* **Data for this task**
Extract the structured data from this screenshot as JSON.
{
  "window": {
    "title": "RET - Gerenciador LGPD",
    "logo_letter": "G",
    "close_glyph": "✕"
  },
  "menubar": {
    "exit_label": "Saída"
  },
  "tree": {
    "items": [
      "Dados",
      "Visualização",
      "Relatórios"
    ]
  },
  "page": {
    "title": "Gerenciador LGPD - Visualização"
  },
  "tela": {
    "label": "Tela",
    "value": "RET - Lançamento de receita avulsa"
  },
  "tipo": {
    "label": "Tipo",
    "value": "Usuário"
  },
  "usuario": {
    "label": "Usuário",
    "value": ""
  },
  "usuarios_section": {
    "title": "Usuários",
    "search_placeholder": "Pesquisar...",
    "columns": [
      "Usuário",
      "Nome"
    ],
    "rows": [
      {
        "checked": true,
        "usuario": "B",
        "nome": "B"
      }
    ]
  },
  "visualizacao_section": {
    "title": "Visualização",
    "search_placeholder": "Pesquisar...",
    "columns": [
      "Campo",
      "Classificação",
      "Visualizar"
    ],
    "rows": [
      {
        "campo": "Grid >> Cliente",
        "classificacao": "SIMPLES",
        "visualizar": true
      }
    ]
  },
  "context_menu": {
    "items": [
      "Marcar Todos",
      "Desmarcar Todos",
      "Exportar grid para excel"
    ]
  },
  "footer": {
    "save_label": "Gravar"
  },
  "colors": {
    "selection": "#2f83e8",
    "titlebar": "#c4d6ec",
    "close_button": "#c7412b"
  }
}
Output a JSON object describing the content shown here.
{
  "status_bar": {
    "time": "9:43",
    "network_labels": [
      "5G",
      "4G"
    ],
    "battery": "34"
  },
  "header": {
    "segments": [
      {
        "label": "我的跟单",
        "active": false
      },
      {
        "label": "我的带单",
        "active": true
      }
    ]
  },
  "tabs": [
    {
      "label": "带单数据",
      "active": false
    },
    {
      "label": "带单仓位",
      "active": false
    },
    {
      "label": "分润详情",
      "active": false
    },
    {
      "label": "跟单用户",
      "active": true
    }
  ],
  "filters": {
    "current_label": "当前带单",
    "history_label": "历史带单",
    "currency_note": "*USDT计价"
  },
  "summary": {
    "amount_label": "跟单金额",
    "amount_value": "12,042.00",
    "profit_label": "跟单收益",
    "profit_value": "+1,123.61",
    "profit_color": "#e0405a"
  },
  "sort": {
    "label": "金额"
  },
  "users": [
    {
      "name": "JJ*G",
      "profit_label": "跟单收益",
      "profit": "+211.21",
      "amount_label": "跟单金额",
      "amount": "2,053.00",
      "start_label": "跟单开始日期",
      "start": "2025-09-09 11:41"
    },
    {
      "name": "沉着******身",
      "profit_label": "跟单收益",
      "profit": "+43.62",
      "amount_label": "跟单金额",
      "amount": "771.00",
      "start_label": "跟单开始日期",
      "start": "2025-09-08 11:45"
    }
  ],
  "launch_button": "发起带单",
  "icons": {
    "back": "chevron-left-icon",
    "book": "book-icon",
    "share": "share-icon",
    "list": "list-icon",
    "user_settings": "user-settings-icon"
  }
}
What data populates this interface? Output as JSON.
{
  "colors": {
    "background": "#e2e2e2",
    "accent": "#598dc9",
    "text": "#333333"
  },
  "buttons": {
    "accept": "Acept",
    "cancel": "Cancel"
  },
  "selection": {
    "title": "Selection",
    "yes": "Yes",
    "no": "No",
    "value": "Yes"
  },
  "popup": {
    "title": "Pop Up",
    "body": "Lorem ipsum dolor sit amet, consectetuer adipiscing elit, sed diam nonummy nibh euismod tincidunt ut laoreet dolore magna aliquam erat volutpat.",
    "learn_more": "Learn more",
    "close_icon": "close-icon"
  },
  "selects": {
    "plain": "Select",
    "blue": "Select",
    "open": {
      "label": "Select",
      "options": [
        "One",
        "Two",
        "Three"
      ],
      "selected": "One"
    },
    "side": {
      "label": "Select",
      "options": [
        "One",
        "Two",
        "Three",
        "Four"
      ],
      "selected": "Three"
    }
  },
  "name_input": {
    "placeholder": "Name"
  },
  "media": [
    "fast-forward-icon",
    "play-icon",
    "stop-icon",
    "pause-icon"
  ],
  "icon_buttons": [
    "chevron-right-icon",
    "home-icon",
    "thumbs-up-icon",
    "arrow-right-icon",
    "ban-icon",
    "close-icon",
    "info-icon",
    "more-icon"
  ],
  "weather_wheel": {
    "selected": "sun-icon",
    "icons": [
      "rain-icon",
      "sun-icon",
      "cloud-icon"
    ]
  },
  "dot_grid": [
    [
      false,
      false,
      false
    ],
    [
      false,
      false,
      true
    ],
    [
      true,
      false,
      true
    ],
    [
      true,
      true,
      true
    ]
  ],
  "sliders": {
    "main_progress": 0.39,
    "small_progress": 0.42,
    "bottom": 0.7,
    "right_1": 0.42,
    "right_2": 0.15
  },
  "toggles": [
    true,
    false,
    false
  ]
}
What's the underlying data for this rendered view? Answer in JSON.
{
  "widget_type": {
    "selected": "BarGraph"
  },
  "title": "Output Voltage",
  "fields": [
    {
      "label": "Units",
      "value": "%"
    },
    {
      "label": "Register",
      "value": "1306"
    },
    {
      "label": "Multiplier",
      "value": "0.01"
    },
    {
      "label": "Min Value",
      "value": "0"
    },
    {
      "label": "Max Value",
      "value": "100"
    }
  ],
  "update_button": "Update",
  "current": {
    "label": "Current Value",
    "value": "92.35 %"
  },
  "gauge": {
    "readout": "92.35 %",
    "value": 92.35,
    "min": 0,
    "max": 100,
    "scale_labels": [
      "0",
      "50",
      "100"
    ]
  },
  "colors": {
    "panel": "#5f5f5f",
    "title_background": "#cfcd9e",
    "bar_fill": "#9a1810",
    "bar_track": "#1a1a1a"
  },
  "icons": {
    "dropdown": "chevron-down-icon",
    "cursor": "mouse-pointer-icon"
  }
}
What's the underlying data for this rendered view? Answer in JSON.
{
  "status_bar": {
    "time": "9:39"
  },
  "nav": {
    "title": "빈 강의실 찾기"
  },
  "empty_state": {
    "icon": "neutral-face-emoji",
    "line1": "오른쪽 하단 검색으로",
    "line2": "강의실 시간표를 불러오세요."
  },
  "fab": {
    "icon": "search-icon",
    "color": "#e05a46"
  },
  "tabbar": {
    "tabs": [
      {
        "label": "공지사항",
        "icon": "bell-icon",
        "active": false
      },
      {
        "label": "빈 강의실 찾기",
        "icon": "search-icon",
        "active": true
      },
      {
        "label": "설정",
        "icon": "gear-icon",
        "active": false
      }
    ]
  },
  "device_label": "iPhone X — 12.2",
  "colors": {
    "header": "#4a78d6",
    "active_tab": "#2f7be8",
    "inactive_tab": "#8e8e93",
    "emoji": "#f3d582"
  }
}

* **Direction**
Your task is to quote all of the data word for word.

* **Task answer**
Extract the structured data from this screenshot as JSON.
{
  "window": {
    "title": "RET - Gerenciador LGPD",
    "logo_letter": "G",
    "close_glyph": "✕"
  },
  "menubar": {
    "exit_label": "Saída"
  },
  "tree": {
    "items": [
      "Dados",
      "Visualização",
      "Relatórios"
    ]
  },
  "page": {
    "title": "Gerenciador LGPD - Visualização"
  },
  "tela": {
    "label": "Tela",
    "value": "RET - Lançamento de receita avulsa"
  },
  "tipo": {
    "label": "Tipo",
    "value": "Usuário"
  },
  "usuario": {
    "label": "Usuário",
    "value": ""
  },
  "usuarios_section": {
    "title": "Usuários",
    "search_placeholder": "Pesquisar...",
    "columns": [
      "Usuário",
      "Nome"
    ],
    "rows": [
      {
        "checked": true,
        "usuario": "B",
        "nome": "B"
      }
    ]
  },
  "visualizacao_section": {
    "title": "Visualização",
    "search_placeholder": "Pesquisar...",
    "columns": [
      "Campo",
      "Classificação",
      "Visualizar"
    ],
    "rows": [
      {
        "campo": "Grid >> Cliente",
        "classificacao": "SIMPLES",
        "visualizar": true
      }
    ]
  },
  "context_menu": {
    "items": [
      "Marcar Todos",
      "Desmarcar Todos",
      "Exportar grid para excel"
    ]
  },
  "footer": {
    "save_label": "Gravar"
  },
  "colors": {
    "selection": "#2f83e8",
    "titlebar": "#c4d6ec",
    "close_button": "#c7412b"
  }
}
Output a JSON object describing the content shown here.
{
  "status_bar": {
    "time": "9:43",
    "network_labels": [
      "5G",
      "4G"
    ],
    "battery": "34"
  },
  "header": {
    "segments": [
      {
        "label": "我的跟单",
        "active": false
      },
      {
        "label": "我的带单",
        "active": true
      }
    ]
  },
  "tabs": [
    {
      "label": "带单数据",
      "active": false
    },
    {
      "label": "带单仓位",
      "active": false
    },
    {
      "label": "分润详情",
      "active": false
    },
    {
      "label": "跟单用户",
      "active": true
    }
  ],
  "filters": {
    "current_label": "当前带单",
    "history_label": "历史带单",
    "currency_note": "*USDT计价"
  },
  "summary": {
    "amount_label": "跟单金额",
    "amount_value": "12,042.00",
    "profit_label": "跟单收益",
    "profit_value": "+1,123.61",
    "profit_color": "#e0405a"
  },
  "sort": {
    "label": "金额"
  },
  "users": [
    {
      "name": "JJ*G",
      "profit_label": "跟单收益",
      "profit": "+211.21",
      "amount_label": "跟单金额",
      "amount": "2,053.00",
      "start_label": "跟单开始日期",
      "start": "2025-09-09 11:41"
    },
    {
      "name": "沉着******身",
      "profit_label": "跟单收益",
      "profit": "+43.62",
      "amount_label": "跟单金额",
      "amount": "771.00",
      "start_label": "跟单开始日期",
      "start": "2025-09-08 11:45"
    }
  ],
  "launch_button": "发起带单",
  "icons": {
    "back": "chevron-left-icon",
    "book": "book-icon",
    "share": "share-icon",
    "list": "list-icon",
    "user_settings": "user-settings-icon"
  }
}
What data populates this interface? Output as JSON.
{
  "colors": {
    "background": "#e2e2e2",
    "accent": "#598dc9",
    "text": "#333333"
  },
  "buttons": {
    "accept": "Acept",
    "cancel": "Cancel"
  },
  "selection": {
    "title": "Selection",
    "yes": "Yes",
    "no": "No",
    "value": "Yes"
  },
  "popup": {
    "title": "Pop Up",
    "body": "Lorem ipsum dolor sit amet, consectetuer adipiscing elit, sed diam nonummy nibh euismod tincidunt ut laoreet dolore magna aliquam erat volutpat.",
    "learn_more": "Learn more",
    "close_icon": "close-icon"
  },
  "selects": {
    "plain": "Select",
    "blue": "Select",
    "open": {
      "label": "Select",
      "options": [
        "One",
        "Two",
        "Three"
      ],
      "selected": "One"
    },
    "side": {
      "label": "Select",
      "options": [
        "One",
        "Two",
        "Three",
        "Four"
      ],
      "selected": "Three"
    }
  },
  "name_input": {
    "placeholder": "Name"
  },
  "media": [
    "fast-forward-icon",
    "play-icon",
    "stop-icon",
    "pause-icon"
  ],
  "icon_buttons": [
    "chevron-right-icon",
    "home-icon",
    "thumbs-up-icon",
    "arrow-right-icon",
    "ban-icon",
    "close-icon",
    "info-icon",
    "more-icon"
  ],
  "weather_wheel": {
    "selected": "sun-icon",
    "icons": [
      "rain-icon",
      "sun-icon",
      "cloud-icon"
    ]
  },
  "dot_grid": [
    [
      false,
      false,
      false
    ],
    [
      false,
      false,
      true
    ],
    [
      true,
      false,
      true
    ],
    [
      true,
      true,
      true
    ]
  ],
  "sliders": {
    "main_progress": 0.39,
    "small_progress": 0.42,
    "bottom": 0.7,
    "right_1": 0.42,
    "right_2": 0.15
  },
  "toggles": [
    true,
    false,
    false
  ]
}
What's the underlying data for this rendered view? Answer in JSON.
{
  "widget_type": {
    "selected": "BarGraph"
  },
  "title": "Output Voltage",
  "fields": [
    {
      "label": "Units",
      "value": "%"
    },
    {
      "label": "Register",
      "value": "1306"
    },
    {
      "label": "Multiplier",
      "value": "0.01"
    },
    {
      "label": "Min Value",
      "value": "0"
    },
    {
      "label": "Max Value",
      "value": "100"
    }
  ],
  "update_button": "Update",
  "current": {
    "label": "Current Value",
    "value": "92.35 %"
  },
  "gauge": {
    "readout": "92.35 %",
    "value": 92.35,
    "min": 0,
    "max": 100,
    "scale_labels": [
      "0",
      "50",
      "100"
    ]
  },
  "colors": {
    "panel": "#5f5f5f",
    "title_background": "#cfcd9e",
    "bar_fill": "#9a1810",
    "bar_track": "#1a1a1a"
  },
  "icons": {
    "dropdown": "chevron-down-icon",
    "cursor": "mouse-pointer-icon"
  }
}
What's the underlying data for this rendered view? Answer in JSON.
{
  "status_bar": {
    "time": "9:39"
  },
  "nav": {
    "title": "빈 강의실 찾기"
  },
  "empty_state": {
    "icon": "neutral-face-emoji",
    "line1": "오른쪽 하단 검색으로",
    "line2": "강의실 시간표를 불러오세요."
  },
  "fab": {
    "icon": "search-icon",
    "color": "#e05a46"
  },
  "tabbar": {
    "tabs": [
      {
        "label": "공지사항",
        "icon": "bell-icon",
        "active": false
      },
      {
        "label": "빈 강의실 찾기",
        "icon": "search-icon",
        "active": true
      },
      {
        "label": "설정",
        "icon": "gear-icon",
        "active": false
      }
    ]
  },
  "device_label": "iPhone X — 12.2",
  "colors": {
    "header": "#4a78d6",
    "active_tab": "#2f7be8",
    "inactive_tab": "#8e8e93",
    "emoji": "#f3d582"
  }
}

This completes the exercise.